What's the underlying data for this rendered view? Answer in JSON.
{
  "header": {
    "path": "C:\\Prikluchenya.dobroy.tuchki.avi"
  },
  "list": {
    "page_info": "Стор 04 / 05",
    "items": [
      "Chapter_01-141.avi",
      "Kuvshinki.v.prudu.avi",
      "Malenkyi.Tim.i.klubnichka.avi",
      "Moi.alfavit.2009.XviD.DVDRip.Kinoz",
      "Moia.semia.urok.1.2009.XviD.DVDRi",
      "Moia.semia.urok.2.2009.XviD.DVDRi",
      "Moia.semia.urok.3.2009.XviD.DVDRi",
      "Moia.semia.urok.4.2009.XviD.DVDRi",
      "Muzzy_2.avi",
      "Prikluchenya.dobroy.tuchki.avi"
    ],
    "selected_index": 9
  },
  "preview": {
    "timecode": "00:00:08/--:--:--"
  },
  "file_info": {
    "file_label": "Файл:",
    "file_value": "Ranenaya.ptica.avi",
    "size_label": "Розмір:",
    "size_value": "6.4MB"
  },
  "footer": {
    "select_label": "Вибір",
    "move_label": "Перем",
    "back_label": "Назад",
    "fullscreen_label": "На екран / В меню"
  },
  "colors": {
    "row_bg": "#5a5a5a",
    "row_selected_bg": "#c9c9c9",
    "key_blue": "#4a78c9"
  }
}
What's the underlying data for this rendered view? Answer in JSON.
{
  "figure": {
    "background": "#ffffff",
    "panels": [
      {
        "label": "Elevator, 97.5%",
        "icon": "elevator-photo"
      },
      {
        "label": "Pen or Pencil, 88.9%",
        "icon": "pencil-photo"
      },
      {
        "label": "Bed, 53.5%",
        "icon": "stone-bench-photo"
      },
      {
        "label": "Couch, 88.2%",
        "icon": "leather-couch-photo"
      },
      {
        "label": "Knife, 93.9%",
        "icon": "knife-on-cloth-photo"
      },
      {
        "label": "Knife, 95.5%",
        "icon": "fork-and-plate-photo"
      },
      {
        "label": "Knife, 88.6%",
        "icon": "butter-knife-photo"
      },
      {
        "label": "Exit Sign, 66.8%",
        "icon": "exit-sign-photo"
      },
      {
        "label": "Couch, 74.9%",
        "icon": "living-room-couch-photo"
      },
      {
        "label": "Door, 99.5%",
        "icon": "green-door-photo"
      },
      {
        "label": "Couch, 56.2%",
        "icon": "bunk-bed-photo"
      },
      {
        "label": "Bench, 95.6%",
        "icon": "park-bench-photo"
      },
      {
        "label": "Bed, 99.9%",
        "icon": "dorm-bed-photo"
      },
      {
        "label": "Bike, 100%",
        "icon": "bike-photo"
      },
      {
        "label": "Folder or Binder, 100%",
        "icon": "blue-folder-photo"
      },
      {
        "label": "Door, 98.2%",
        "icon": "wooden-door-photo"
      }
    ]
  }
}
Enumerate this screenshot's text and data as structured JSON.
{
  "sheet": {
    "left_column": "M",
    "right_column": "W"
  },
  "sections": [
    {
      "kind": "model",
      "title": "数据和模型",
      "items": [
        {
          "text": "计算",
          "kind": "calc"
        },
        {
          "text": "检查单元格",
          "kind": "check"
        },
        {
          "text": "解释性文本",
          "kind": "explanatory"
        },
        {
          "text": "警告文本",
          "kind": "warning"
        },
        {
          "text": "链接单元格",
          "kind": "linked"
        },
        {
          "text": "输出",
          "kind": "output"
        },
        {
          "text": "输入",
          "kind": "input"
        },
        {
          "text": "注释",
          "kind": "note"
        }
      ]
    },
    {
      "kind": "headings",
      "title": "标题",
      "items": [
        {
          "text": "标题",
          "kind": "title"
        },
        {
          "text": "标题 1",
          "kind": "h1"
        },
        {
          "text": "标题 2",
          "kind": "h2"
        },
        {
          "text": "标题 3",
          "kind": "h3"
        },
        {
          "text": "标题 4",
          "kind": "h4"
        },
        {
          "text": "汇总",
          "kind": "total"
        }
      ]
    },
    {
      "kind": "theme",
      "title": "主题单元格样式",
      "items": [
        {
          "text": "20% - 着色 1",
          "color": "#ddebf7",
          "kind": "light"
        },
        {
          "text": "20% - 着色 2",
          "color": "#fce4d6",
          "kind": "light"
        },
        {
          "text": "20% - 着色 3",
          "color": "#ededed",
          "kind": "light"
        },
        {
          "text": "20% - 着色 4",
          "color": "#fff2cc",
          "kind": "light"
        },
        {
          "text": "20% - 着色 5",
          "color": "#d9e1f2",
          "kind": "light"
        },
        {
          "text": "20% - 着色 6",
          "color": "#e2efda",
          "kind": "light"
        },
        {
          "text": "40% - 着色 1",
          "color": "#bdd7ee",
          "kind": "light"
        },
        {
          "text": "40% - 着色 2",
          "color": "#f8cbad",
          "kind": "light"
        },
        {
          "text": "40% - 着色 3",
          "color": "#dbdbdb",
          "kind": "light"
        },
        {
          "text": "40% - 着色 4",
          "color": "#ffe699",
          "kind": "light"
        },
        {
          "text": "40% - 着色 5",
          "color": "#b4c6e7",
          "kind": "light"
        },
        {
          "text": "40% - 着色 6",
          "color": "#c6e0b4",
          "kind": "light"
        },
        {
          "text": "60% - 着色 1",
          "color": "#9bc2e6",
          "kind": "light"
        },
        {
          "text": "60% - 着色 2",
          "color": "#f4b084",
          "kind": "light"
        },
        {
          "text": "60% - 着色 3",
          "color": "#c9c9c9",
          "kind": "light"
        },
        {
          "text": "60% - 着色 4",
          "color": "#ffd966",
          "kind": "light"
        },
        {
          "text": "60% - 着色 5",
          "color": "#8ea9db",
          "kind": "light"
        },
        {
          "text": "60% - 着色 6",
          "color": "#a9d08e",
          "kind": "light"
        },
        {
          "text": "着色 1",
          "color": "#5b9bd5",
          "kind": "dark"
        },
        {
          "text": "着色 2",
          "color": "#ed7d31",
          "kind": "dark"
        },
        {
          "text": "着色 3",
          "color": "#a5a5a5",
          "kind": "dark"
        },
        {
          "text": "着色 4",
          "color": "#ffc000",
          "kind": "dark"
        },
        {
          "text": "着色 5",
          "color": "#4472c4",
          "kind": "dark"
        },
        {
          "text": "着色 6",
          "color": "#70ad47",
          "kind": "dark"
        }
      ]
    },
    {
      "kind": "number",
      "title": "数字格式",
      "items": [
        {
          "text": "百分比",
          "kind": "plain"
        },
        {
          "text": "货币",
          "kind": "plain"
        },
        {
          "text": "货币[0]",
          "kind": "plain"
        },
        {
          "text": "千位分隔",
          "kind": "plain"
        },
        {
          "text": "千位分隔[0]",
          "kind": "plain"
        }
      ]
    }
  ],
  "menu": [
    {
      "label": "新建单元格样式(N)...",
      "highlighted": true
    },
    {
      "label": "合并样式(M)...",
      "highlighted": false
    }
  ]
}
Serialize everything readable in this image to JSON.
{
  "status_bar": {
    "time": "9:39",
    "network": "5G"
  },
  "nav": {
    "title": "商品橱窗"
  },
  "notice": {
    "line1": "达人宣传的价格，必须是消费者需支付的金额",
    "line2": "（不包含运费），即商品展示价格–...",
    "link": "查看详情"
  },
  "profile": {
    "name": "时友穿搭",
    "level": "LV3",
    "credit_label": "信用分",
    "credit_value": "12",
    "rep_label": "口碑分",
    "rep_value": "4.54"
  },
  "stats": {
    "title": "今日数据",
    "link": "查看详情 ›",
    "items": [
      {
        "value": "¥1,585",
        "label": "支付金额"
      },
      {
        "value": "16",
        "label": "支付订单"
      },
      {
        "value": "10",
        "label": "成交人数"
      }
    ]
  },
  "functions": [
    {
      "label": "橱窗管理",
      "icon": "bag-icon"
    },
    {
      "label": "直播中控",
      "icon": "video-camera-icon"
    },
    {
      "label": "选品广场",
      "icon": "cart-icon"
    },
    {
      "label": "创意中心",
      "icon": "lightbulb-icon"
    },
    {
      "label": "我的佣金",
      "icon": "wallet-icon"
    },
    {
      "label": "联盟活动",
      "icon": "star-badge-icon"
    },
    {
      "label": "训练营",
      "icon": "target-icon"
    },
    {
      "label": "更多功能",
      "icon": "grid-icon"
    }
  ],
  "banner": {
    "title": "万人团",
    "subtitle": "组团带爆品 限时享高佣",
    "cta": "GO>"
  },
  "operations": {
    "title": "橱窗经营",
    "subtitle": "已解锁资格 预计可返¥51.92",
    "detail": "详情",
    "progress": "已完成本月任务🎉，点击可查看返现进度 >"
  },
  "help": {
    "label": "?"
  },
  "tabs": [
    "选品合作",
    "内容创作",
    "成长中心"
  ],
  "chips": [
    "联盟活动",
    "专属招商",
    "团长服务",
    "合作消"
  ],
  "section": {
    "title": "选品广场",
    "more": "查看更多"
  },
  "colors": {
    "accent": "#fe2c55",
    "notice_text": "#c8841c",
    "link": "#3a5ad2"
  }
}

*-*-*

Show all lines in the entries above where the string "urok" appears.

→ Full answer:
      "Moia.semia.urok.1.2009.XviD.DVDRi",
      "Moia.semia.urok.2.2009.XviD.DVDRi",
      "Moia.semia.urok.3.2009.XviD.DVDRi",
      "Moia.semia.urok.4.2009.XviD.DVDRi",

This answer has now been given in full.